REQUIRED WORK ::
Below is a set of records. Repeat all of them exactly.

((

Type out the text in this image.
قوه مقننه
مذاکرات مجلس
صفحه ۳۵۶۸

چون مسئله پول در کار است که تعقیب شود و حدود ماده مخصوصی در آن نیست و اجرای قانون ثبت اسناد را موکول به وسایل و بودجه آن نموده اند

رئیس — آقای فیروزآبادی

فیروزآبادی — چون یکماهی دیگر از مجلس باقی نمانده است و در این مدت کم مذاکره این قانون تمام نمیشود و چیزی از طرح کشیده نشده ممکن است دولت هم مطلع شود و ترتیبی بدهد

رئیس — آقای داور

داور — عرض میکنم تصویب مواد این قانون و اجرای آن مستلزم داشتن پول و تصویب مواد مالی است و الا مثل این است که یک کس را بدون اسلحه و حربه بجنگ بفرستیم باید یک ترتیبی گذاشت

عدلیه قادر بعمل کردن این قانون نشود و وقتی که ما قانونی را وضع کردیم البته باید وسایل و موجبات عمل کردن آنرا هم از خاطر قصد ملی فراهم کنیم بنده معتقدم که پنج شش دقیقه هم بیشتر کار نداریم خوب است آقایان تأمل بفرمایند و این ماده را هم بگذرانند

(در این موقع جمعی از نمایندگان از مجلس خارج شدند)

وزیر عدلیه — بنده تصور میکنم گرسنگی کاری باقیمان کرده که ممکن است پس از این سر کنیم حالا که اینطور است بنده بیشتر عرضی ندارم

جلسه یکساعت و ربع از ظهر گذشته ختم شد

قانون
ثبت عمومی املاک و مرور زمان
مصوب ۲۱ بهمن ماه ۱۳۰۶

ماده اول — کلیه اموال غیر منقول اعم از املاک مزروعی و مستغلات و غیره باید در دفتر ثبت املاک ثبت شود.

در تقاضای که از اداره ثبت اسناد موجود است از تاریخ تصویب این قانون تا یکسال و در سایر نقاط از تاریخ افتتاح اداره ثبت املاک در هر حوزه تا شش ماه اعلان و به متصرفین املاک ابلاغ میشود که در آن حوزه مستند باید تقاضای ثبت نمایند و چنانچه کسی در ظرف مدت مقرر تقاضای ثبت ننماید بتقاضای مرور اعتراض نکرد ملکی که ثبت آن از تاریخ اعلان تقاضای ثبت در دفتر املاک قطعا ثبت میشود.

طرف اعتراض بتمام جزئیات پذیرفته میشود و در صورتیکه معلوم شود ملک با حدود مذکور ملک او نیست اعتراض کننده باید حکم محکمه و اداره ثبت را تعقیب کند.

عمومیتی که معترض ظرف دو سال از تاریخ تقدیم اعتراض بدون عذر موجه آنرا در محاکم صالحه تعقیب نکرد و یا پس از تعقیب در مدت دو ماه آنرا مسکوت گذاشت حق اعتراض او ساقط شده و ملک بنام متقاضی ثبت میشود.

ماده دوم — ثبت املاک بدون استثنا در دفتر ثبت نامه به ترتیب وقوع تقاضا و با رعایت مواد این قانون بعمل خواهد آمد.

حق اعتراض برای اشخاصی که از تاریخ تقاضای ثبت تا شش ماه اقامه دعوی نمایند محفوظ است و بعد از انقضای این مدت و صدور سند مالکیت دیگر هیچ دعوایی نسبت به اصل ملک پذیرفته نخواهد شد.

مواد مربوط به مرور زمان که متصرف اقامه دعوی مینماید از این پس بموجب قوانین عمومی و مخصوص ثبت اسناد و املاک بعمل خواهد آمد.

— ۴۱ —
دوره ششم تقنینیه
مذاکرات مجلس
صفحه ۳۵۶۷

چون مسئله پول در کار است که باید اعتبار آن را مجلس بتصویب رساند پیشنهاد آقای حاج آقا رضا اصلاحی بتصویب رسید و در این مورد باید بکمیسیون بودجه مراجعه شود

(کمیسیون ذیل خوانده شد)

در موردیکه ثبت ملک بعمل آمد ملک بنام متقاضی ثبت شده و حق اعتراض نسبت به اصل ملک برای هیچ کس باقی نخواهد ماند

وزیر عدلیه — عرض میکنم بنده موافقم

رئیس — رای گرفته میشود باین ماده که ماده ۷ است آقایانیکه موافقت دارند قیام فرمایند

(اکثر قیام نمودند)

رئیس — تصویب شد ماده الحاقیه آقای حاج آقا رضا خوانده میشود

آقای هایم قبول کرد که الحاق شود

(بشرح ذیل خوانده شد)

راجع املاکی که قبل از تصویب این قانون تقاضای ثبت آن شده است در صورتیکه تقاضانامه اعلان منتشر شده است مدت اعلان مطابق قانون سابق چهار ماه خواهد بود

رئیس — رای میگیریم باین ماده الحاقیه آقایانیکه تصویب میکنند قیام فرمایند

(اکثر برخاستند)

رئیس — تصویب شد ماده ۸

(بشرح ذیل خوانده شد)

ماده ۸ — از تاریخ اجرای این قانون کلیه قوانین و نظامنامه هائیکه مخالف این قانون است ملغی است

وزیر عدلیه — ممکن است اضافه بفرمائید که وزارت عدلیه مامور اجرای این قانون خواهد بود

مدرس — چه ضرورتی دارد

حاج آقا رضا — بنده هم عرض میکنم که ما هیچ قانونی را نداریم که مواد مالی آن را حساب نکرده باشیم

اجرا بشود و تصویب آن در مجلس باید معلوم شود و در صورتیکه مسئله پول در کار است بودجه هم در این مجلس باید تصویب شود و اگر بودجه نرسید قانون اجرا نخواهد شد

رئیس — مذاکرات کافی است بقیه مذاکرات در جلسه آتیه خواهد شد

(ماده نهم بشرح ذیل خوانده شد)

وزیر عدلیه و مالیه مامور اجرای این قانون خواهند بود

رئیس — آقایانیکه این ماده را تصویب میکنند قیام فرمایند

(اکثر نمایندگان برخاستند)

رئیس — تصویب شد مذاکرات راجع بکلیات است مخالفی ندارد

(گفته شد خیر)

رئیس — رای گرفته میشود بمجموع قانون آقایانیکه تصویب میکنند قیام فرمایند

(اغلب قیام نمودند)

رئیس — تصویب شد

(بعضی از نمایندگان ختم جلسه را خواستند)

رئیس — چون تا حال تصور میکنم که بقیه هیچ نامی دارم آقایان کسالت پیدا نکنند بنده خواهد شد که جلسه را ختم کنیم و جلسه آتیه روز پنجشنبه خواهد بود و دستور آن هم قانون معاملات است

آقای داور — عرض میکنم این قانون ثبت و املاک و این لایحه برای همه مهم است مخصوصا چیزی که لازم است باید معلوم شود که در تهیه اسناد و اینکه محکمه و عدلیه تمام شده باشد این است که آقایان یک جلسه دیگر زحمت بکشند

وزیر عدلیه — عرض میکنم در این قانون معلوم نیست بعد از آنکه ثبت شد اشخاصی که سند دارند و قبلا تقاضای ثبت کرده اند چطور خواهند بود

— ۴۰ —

))

EXERCISE RESULT ::
Type out the text in this image.
قوه مقننه
مذاکرات مجلس
صفحه ۳۵۶۸

چون مسئله پول در کار است که تعقیب شود و حدود ماده مخصوصی در آن نیست و اجرای قانون ثبت اسناد را موکول به وسایل و بودجه آن نموده اند

رئیس — آقای فیروزآبادی

فیروزآبادی — چون یکماهی دیگر از مجلس باقی نمانده است و در این مدت کم مذاکره این قانون تمام نمیشود و چیزی از طرح کشیده نشده ممکن است دولت هم مطلع شود و ترتیبی بدهد

رئیس — آقای داور

داور — عرض میکنم تصویب مواد این قانون و اجرای آن مستلزم داشتن پول و تصویب مواد مالی است و الا مثل این است که یک کس را بدون اسلحه و حربه بجنگ بفرستیم باید یک ترتیبی گذاشت

عدلیه قادر بعمل کردن این قانون نشود و وقتی که ما قانونی را وضع کردیم البته باید وسایل و موجبات عمل کردن آنرا هم از خاطر قصد ملی فراهم کنیم بنده معتقدم که پنج شش دقیقه هم بیشتر کار نداریم خوب است آقایان تأمل بفرمایند و این ماده را هم بگذرانند

(در این موقع جمعی از نمایندگان از مجلس خارج شدند)

وزیر عدلیه — بنده تصور میکنم گرسنگی کاری باقیمان کرده که ممکن است پس از این سر کنیم حالا که اینطور است بنده بیشتر عرضی ندارم

جلسه یکساعت و ربع از ظهر گذشته ختم شد

قانون
ثبت عمومی املاک و مرور زمان
مصوب ۲۱ بهمن ماه ۱۳۰۶

ماده اول — کلیه اموال غیر منقول اعم از املاک مزروعی و مستغلات و غیره باید در دفتر ثبت املاک ثبت شود.

در تقاضای که از اداره ثبت اسناد موجود است از تاریخ تصویب این قانون تا یکسال و در سایر نقاط از تاریخ افتتاح اداره ثبت املاک در هر حوزه تا شش ماه اعلان و به متصرفین املاک ابلاغ میشود که در آن حوزه مستند باید تقاضای ثبت نمایند و چنانچه کسی در ظرف مدت مقرر تقاضای ثبت ننماید بتقاضای مرور اعتراض نکرد ملکی که ثبت آن از تاریخ اعلان تقاضای ثبت در دفتر املاک قطعا ثبت میشود.

طرف اعتراض بتمام جزئیات پذیرفته میشود و در صورتیکه معلوم شود ملک با حدود مذکور ملک او نیست اعتراض کننده باید حکم محکمه و اداره ثبت را تعقیب کند.

عمومیتی که معترض ظرف دو سال از تاریخ تقدیم اعتراض بدون عذر موجه آنرا در محاکم صالحه تعقیب نکرد و یا پس از تعقیب در مدت دو ماه آنرا مسکوت گذاشت حق اعتراض او ساقط شده و ملک بنام متقاضی ثبت میشود.

ماده دوم — ثبت املاک بدون استثنا در دفتر ثبت نامه به ترتیب وقوع تقاضا و با رعایت مواد این قانون بعمل خواهد آمد.

حق اعتراض برای اشخاصی که از تاریخ تقاضای ثبت تا شش ماه اقامه دعوی نمایند محفوظ است و بعد از انقضای این مدت و صدور سند مالکیت دیگر هیچ دعوایی نسبت به اصل ملک پذیرفته نخواهد شد.

مواد مربوط به مرور زمان که متصرف اقامه دعوی مینماید از این پس بموجب قوانین عمومی و مخصوص ثبت اسناد و املاک بعمل خواهد آمد.

— ۴۱ —
دوره ششم تقنینیه
مذاکرات مجلس
صفحه ۳۵۶۷

چون مسئله پول در کار است که باید اعتبار آن را مجلس بتصویب رساند پیشنهاد آقای حاج آقا رضا اصلاحی بتصویب رسید و در این مورد باید بکمیسیون بودجه مراجعه شود

(کمیسیون ذیل خوانده شد)

در موردیکه ثبت ملک بعمل آمد ملک بنام متقاضی ثبت شده و حق اعتراض نسبت به اصل ملک برای هیچ کس باقی نخواهد ماند

وزیر عدلیه — عرض میکنم بنده موافقم

رئیس — رای گرفته میشود باین ماده که ماده ۷ است آقایانیکه موافقت دارند قیام فرمایند

(اکثر قیام نمودند)

رئیس — تصویب شد ماده الحاقیه آقای حاج آقا رضا خوانده میشود

آقای هایم قبول کرد که الحاق شود

(بشرح ذیل خوانده شد)

راجع املاکی که قبل از تصویب این قانون تقاضای ثبت آن شده است در صورتیکه تقاضانامه اعلان منتشر شده است مدت اعلان مطابق قانون سابق چهار ماه خواهد بود

رئیس — رای میگیریم باین ماده الحاقیه آقایانیکه تصویب میکنند قیام فرمایند

(اکثر برخاستند)

رئیس — تصویب شد ماده ۸

(بشرح ذیل خوانده شد)

ماده ۸ — از تاریخ اجرای این قانون کلیه قوانین و نظامنامه هائیکه مخالف این قانون است ملغی است

وزیر عدلیه — ممکن است اضافه بفرمائید که وزارت عدلیه مامور اجرای این قانون خواهد بود

مدرس — چه ضرورتی دارد

حاج آقا رضا — بنده هم عرض میکنم که ما هیچ قانونی را نداریم که مواد مالی آن را حساب نکرده باشیم

اجرا بشود و تصویب آن در مجلس باید معلوم شود و در صورتیکه مسئله پول در کار است بودجه هم در این مجلس باید تصویب شود و اگر بودجه نرسید قانون اجرا نخواهد شد

رئیس — مذاکرات کافی است بقیه مذاکرات در جلسه آتیه خواهد شد

(ماده نهم بشرح ذیل خوانده شد)

وزیر عدلیه و مالیه مامور اجرای این قانون خواهند بود

رئیس — آقایانیکه این ماده را تصویب میکنند قیام فرمایند

(اکثر نمایندگان برخاستند)

رئیس — تصویب شد مذاکرات راجع بکلیات است مخالفی ندارد

(گفته شد خیر)

رئیس — رای گرفته میشود بمجموع قانون آقایانیکه تصویب میکنند قیام فرمایند

(اغلب قیام نمودند)

رئیس — تصویب شد

(بعضی از نمایندگان ختم جلسه را خواستند)

رئیس — چون تا حال تصور میکنم که بقیه هیچ نامی دارم آقایان کسالت پیدا نکنند بنده خواهد شد که جلسه را ختم کنیم و جلسه آتیه روز پنجشنبه خواهد بود و دستور آن هم قانون معاملات است

آقای داور — عرض میکنم این قانون ثبت و املاک و این لایحه برای همه مهم است مخصوصا چیزی که لازم است باید معلوم شود که در تهیه اسناد و اینکه محکمه و عدلیه تمام شده باشد این است که آقایان یک جلسه دیگر زحمت بکشند

وزیر عدلیه — عرض میکنم در این قانون معلوم نیست بعد از آنکه ثبت شد اشخاصی که سند دارند و قبلا تقاضای ثبت کرده اند چطور خواهند بود

— ۴۰ —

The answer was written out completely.